**Task brief**:
Repeat each record below exactly as given.

**Data supplied**:

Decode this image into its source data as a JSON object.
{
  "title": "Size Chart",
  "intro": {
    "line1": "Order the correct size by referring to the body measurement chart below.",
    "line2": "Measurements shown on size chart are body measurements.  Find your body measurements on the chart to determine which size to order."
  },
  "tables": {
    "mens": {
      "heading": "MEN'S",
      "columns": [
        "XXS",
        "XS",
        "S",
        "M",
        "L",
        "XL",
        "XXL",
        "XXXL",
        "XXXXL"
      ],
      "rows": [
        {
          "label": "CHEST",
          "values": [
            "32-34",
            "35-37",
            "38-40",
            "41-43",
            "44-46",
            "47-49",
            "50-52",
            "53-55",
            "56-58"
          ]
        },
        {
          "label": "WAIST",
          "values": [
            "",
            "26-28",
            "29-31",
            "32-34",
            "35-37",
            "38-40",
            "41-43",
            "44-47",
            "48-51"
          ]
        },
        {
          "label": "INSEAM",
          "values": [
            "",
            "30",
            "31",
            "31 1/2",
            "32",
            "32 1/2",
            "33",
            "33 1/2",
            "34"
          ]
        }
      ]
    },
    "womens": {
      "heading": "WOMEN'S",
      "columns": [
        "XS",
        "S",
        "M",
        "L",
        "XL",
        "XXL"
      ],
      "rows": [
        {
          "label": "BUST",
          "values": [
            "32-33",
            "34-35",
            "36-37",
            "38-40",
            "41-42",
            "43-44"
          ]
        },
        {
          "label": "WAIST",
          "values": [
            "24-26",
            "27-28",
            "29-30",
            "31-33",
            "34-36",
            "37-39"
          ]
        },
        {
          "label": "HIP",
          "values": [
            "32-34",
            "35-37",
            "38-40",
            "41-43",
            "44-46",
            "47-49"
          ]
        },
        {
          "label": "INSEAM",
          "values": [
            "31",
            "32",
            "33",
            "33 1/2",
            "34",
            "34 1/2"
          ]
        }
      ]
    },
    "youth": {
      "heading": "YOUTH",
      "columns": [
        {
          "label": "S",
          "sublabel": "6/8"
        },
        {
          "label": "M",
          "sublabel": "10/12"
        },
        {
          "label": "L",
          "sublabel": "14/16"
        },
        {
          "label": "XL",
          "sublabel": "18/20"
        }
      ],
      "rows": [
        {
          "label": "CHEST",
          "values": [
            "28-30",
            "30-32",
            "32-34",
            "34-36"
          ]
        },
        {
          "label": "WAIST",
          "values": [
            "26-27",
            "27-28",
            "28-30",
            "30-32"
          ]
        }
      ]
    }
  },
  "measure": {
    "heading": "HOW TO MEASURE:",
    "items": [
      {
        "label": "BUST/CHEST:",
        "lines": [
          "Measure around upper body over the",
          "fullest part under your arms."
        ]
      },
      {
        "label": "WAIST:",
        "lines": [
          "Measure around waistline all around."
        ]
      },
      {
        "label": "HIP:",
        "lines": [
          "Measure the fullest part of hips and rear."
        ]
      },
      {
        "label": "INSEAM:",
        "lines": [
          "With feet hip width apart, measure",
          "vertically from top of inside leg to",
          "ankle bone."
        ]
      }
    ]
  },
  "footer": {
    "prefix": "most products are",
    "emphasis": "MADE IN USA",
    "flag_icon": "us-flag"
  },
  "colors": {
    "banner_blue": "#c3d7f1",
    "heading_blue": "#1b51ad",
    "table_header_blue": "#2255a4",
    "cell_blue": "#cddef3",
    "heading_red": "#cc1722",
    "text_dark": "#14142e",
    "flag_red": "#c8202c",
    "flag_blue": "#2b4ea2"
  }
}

**Output below**:
Decode this image into its source data as a JSON object.
{
  "title": "Size Chart",
  "intro": {
    "line1": "Order the correct size by referring to the body measurement chart below.",
    "line2": "Measurements shown on size chart are body measurements.  Find your body measurements on the chart to determine which size to order."
  },
  "tables": {
    "mens": {
      "heading": "MEN'S",
      "columns": [
        "XXS",
        "XS",
        "S",
        "M",
        "L",
        "XL",
        "XXL",
        "XXXL",
        "XXXXL"
      ],
      "rows": [
        {
          "label": "CHEST",
          "values": [
            "32-34",
            "35-37",
            "38-40",
            "41-43",
            "44-46",
            "47-49",
            "50-52",
            "53-55",
            "56-58"
          ]
        },
        {
          "label": "WAIST",
          "values": [
            "",
            "26-28",
            "29-31",
            "32-34",
            "35-37",
            "38-40",
            "41-43",
            "44-47",
            "48-51"
          ]
        },
        {
          "label": "INSEAM",
          "values": [
            "",
            "30",
            "31",
            "31 1/2",
            "32",
            "32 1/2",
            "33",
            "33 1/2",
            "34"
          ]
        }
      ]
    },
    "womens": {
      "heading": "WOMEN'S",
      "columns": [
        "XS",
        "S",
        "M",
        "L",
        "XL",
        "XXL"
      ],
      "rows": [
        {
          "label": "BUST",
          "values": [
            "32-33",
            "34-35",
            "36-37",
            "38-40",
            "41-42",
            "43-44"
          ]
        },
        {
          "label": "WAIST",
          "values": [
            "24-26",
            "27-28",
            "29-30",
            "31-33",
            "34-36",
            "37-39"
          ]
        },
        {
          "label": "HIP",
          "values": [
            "32-34",
            "35-37",
            "38-40",
            "41-43",
            "44-46",
            "47-49"
          ]
        },
        {
          "label": "INSEAM",
          "values": [
            "31",
            "32",
            "33",
            "33 1/2",
            "34",
            "34 1/2"
          ]
        }
      ]
    },
    "youth": {
      "heading": "YOUTH",
      "columns": [
        {
          "label": "S",
          "sublabel": "6/8"
        },
        {
          "label": "M",
          "sublabel": "10/12"
        },
        {
          "label": "L",
          "sublabel": "14/16"
        },
        {
          "label": "XL",
          "sublabel": "18/20"
        }
      ],
      "rows": [
        {
          "label": "CHEST",
          "values": [
            "28-30",
            "30-32",
            "32-34",
            "34-36"
          ]
        },
        {
          "label": "WAIST",
          "values": [
            "26-27",
            "27-28",
            "28-30",
            "30-32"
          ]
        }
      ]
    }
  },
  "measure": {
    "heading": "HOW TO MEASURE:",
    "items": [
      {
        "label": "BUST/CHEST:",
        "lines": [
          "Measure around upper body over the",
          "fullest part under your arms."
        ]
      },
      {
        "label": "WAIST:",
        "lines": [
          "Measure around waistline all around."
        ]
      },
      {
        "label": "HIP:",
        "lines": [
          "Measure the fullest part of hips and rear."
        ]
      },
      {
        "label": "INSEAM:",
        "lines": [
          "With feet hip width apart, measure",
          "vertically from top of inside leg to",
          "ankle bone."
        ]
      }
    ]
  },
  "footer": {
    "prefix": "most products are",
    "emphasis": "MADE IN USA",
    "flag_icon": "us-flag"
  },
  "colors": {
    "banner_blue": "#c3d7f1",
    "heading_blue": "#1b51ad",
    "table_header_blue": "#2255a4",
    "cell_blue": "#cddef3",
    "heading_red": "#cc1722",
    "text_dark": "#14142e",
    "flag_red": "#c8202c",
    "flag_blue": "#2b4ea2"
  }
}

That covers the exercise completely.